──────── RECORDED DATA

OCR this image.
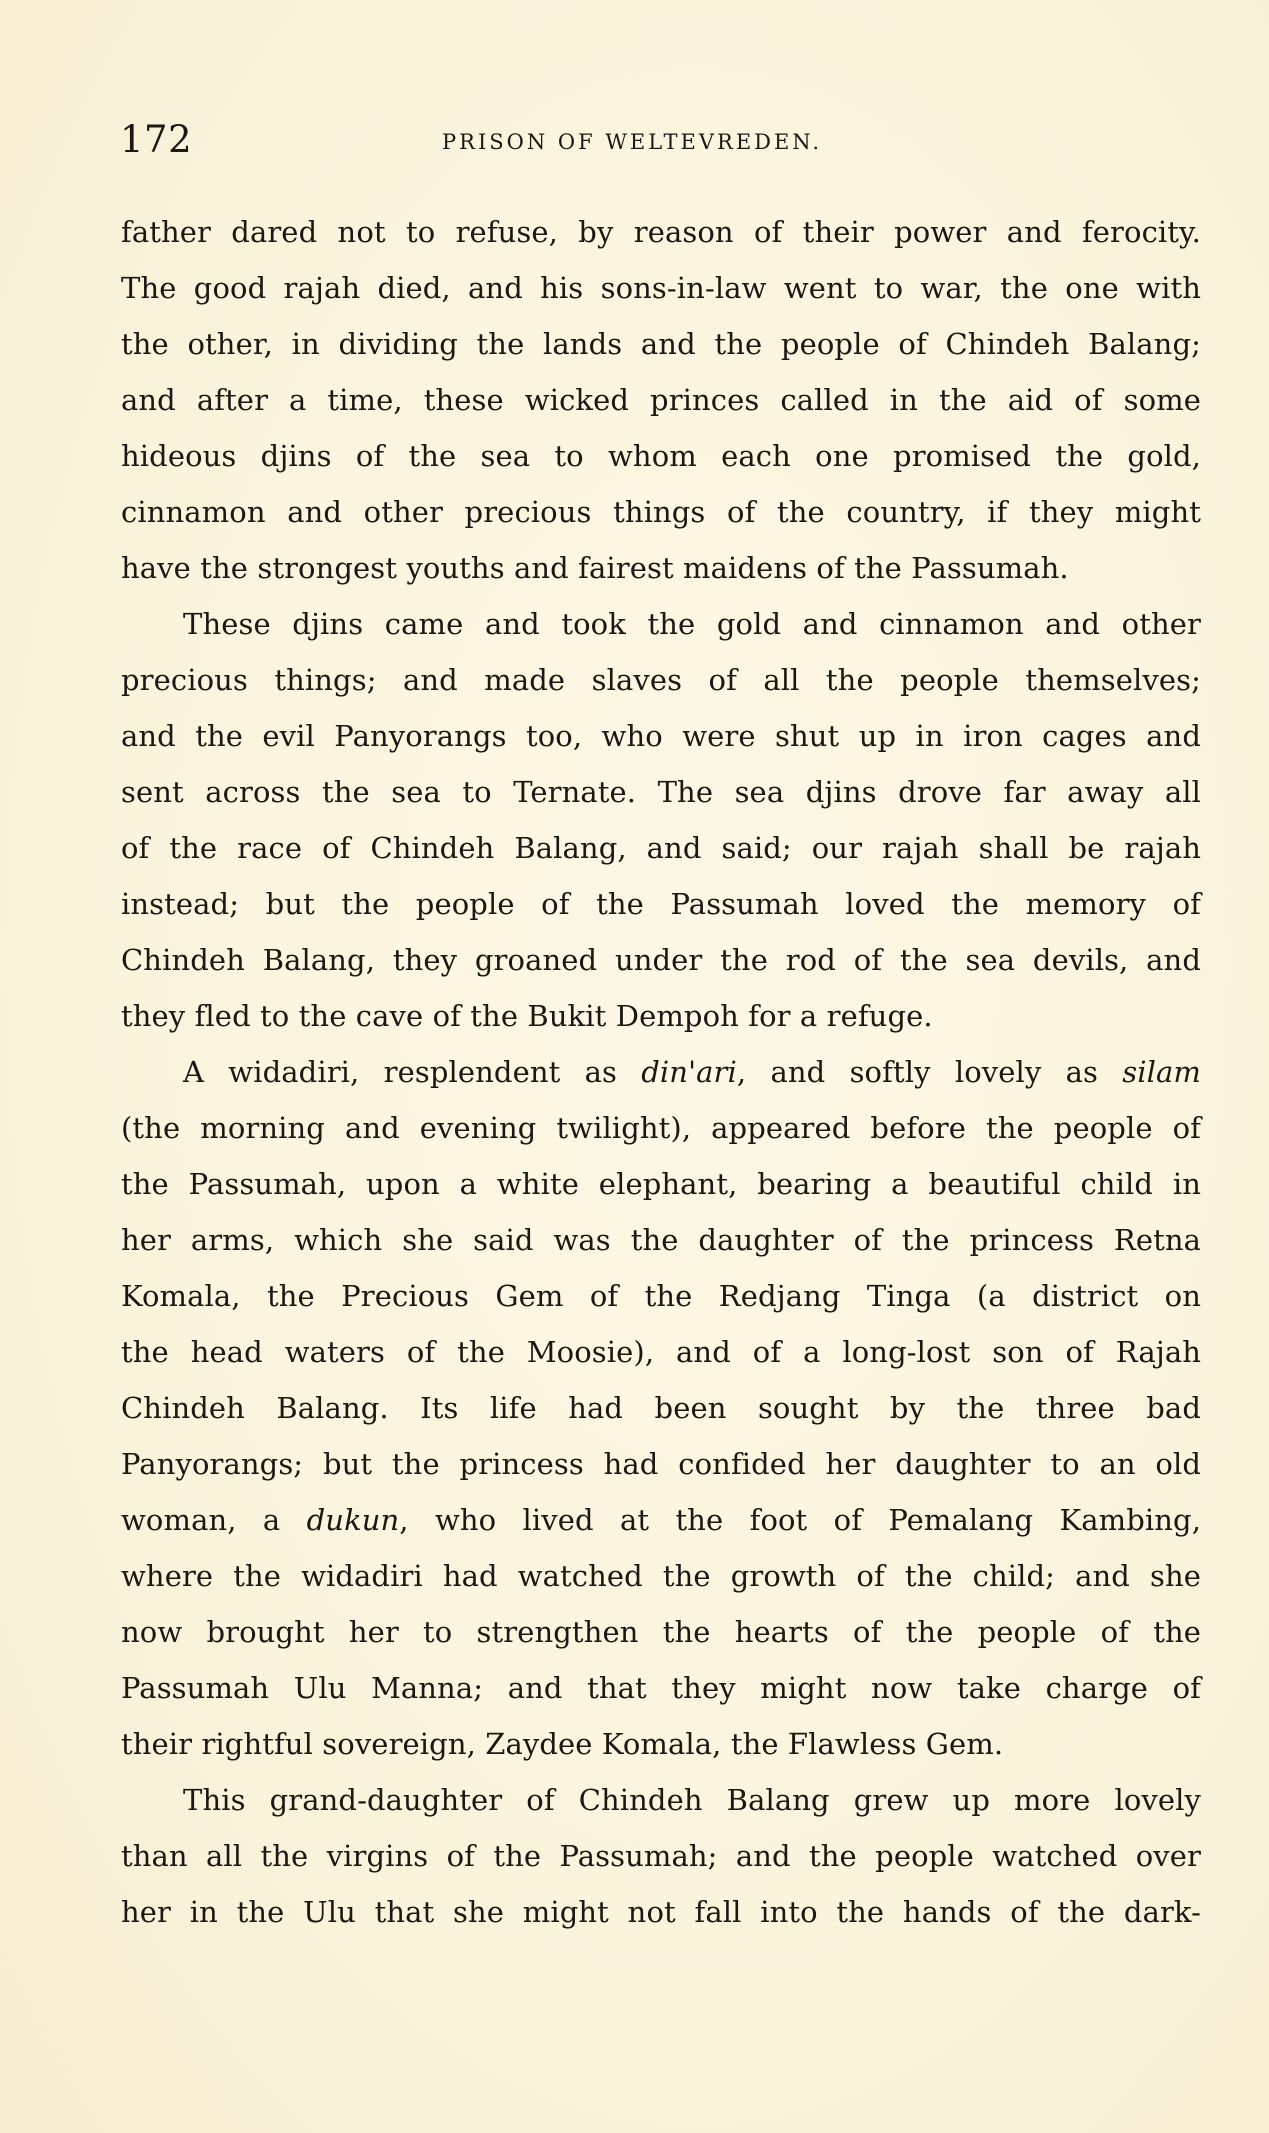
172	PRISON OF WELTEVREDEN.
father dared not to refuse, by reason of their power and ferocity.
The good rajah died, and his sons-in-law went to war, the one with
the other, in dividing the lands and the people of Chindeh Balang;
and after a time, these wicked princes called in the aid of some
hideous djins of the sea to whom each one promised the gold,
cinnamon and other precious things of the country, if they might
have the strongest youths and fairest maidens of the Passumah.
These djins came and took the gold and cinnamon and other
precious things; and made slaves of all the people themselves;
and the evil Panyorangs too, who were shut up in iron cages and
sent across the sea to Ternate. The sea djins drove far away all
of the race of Chindeh Balang, and said; our rajah shall be rajah
instead; but the people of the Passumah loved the memory of
Chindeh Balang, they groaned under the rod of the sea devils, and
they fled to the cave of the Bukit Dempoh for a refuge.
A widadiri, resplendent as din'ari, and softly lovely as silam
(the morning and evening twilight), appeared before the people of
the Passumah, upon a white elephant, bearing a beautiful child in
her arms, which she said was the daughter of the princess Retna
Komala, the Precious Gem of the Redjang Tinga (a district on
the head waters of the Moosie), and of a long-lost son of Rajah
Chindeh Balang. Its life had been sought by the three bad
Panyorangs; but the princess had confided her daughter to an old
woman, a dukun, who lived at the foot of Pemalang Kambing,
where the widadiri had watched the growth of the child; and she
now brought her to strengthen the hearts of the people of the
Passumah Ulu Manna; and that they might now take charge of
their rightful sovereign, Zaydee Komala, the Flawless Gem.
This grand-daughter of Chindeh Balang grew up more lovely
than all the virgins of the Passumah; and the people watched over
her in the Ulu that she might not fall into the hands of the dark-
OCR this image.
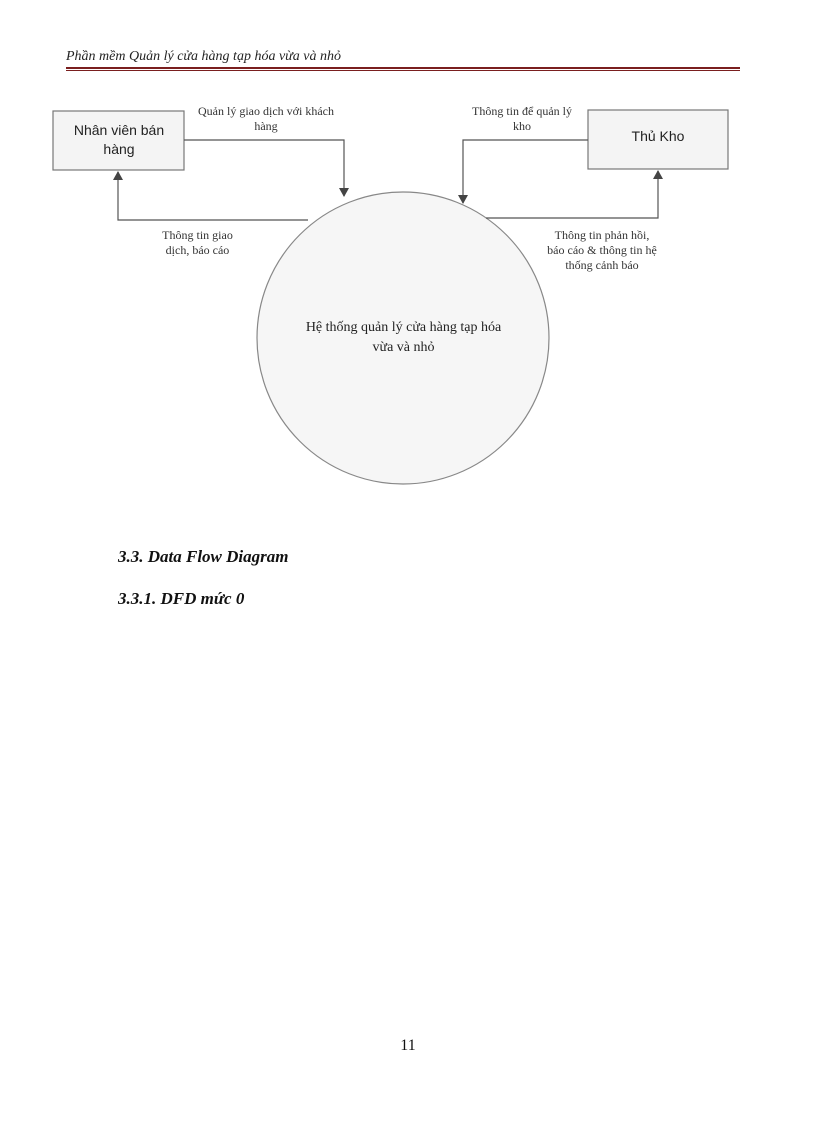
Phần mềm Quản lý cửa hàng tạp hóa vừa và nhỏ
Nhân viên bán hàng
Thủ Kho
Quản lý giao dịch với khách hàng
Thông tin giao dịch, báo cáo
Thông tin để quản lý kho
Thông tin phản hồi, báo cáo & thông tin hệ thống cảnh báo
Hệ thống quản lý cửa hàng tạp hóa vừa và nhỏ
3.3. Data Flow Diagram
3.3.1. DFD mức 0
11
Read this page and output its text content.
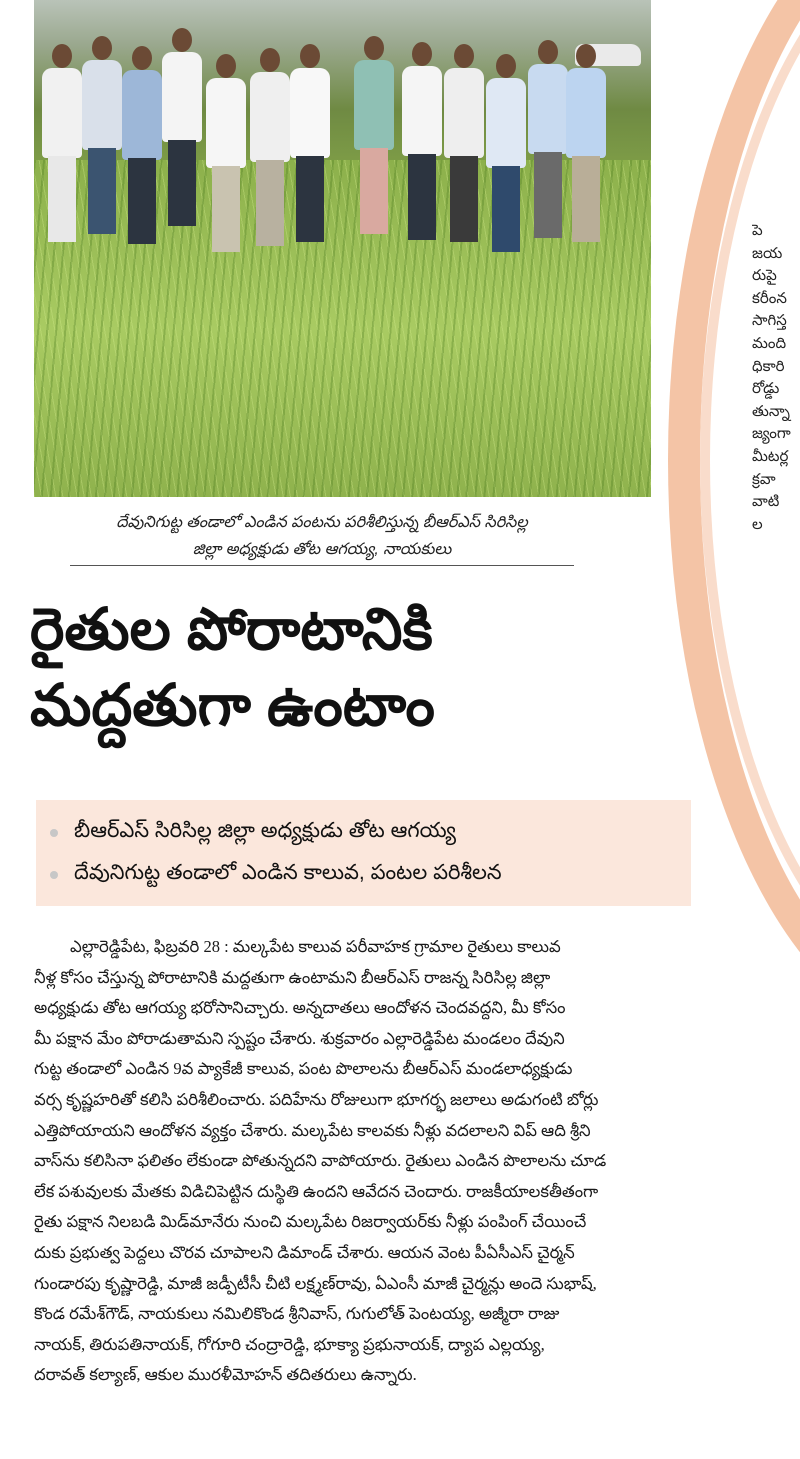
పె
జయ
రుపై
కరీంన
సాగిస్త
మంది
ధికారి
రోడ్డు
తున్నా
జ్యంగా
మీటర్ల
క్రవా
వాటి
ల
దేవునిగుట్ట తండాలో ఎండిన పంటను పరిశీలిస్తున్న బీఆర్ఎస్ సిరిసిల్ల
జిల్లా అధ్యక్షుడు తోట ఆగయ్య, నాయకులు
రైతుల పోరాటానికి
మద్దతుగా ఉంటాం
బీఆర్ఎస్ సిరిసిల్ల జిల్లా అధ్యక్షుడు తోట ఆగయ్య
దేవునిగుట్ట తండాలో ఎండిన కాలువ, పంటల పరిశీలన
ఎల్లారెడ్డిపేట, ఫిబ్రవరి 28 : మల్కపేట కాలువ పరీవాహక గ్రామాల రైతులు కాలువ
నీళ్ల కోసం చేస్తున్న పోరాటానికి మద్దతుగా ఉంటామని బీఆర్ఎస్ రాజన్న సిరిసిల్ల జిల్లా
అధ్యక్షుడు తోట ఆగయ్య భరోసానిచ్చారు. అన్నదాతలు ఆందోళన చెందవద్దని, మీ కోసం
మీ పక్షాన మేం పోరాడుతామని స్పష్టం చేశారు. శుక్రవారం ఎల్లారెడ్డిపేట మండలం దేవుని
గుట్ట తండాలో ఎండిన 9వ ప్యాకేజీ కాలువ, పంట పొలాలను బీఆర్ఎస్ మండలాధ్యక్షుడు
వర్స కృష్ణహరితో కలిసి పరిశీలించారు. పదిహేను రోజులుగా భూగర్భ జలాలు అడుగంటి బోర్లు
ఎత్తిపోయాయని ఆందోళన వ్యక్తం చేశారు. మల్కపేట కాలవకు నీళ్లు వదలాలని విప్ ఆది శ్రీని
వాస్‌ను కలిసినా ఫలితం లేకుండా పోతున్నదని వాపోయారు. రైతులు ఎండిన పొలాలను చూడ
లేక పశువులకు మేతకు విడిచిపెట్టిన దుస్థితి ఉందని ఆవేదన చెందారు. రాజకీయాలకతీతంగా
రైతు పక్షాన నిలబడి మిడ్‌మానేరు నుంచి మల్కపేట రిజర్వాయర్‌కు నీళ్లు పంపింగ్ చేయించే
దుకు ప్రభుత్వ పెద్దలు చొరవ చూపాలని డిమాండ్ చేశారు. ఆయన వెంట పీఏసీఎస్ చైర్మన్
గుండారపు కృష్ణారెడ్డి, మాజీ జడ్పీటీసీ చీటి లక్ష్మణ్‌రావు, ఏఎంసీ మాజీ చైర్మన్లు అందె సుభాష్,
కొండ రమేశ్‌గౌడ్, నాయకులు నమిలికొండ శ్రీనివాస్, గుగులోత్ పెంటయ్య, అజ్మీరా రాజు
నాయక్, తిరుపతినాయక్, గోగూరి చంద్రారెడ్డి, భూక్యా ప్రభునాయక్, ద్యాప ఎల్లయ్య,
దరావత్ కల్యాణ్, ఆకుల మురళీమోహన్ తదితరులు ఉన్నారు.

────────────────

Copy out each line of the material that holds the word "Passumah".

### EXERCISE RESULT:
have the strongest youths and fairest maidens of the Passumah.
instead; but the people of the Passumah loved the memory of
the Passumah, upon a white elephant, bearing a beautiful child in
Passumah Ulu Manna; and that they might now take charge of
than all the virgins of the Passumah; and the people watched over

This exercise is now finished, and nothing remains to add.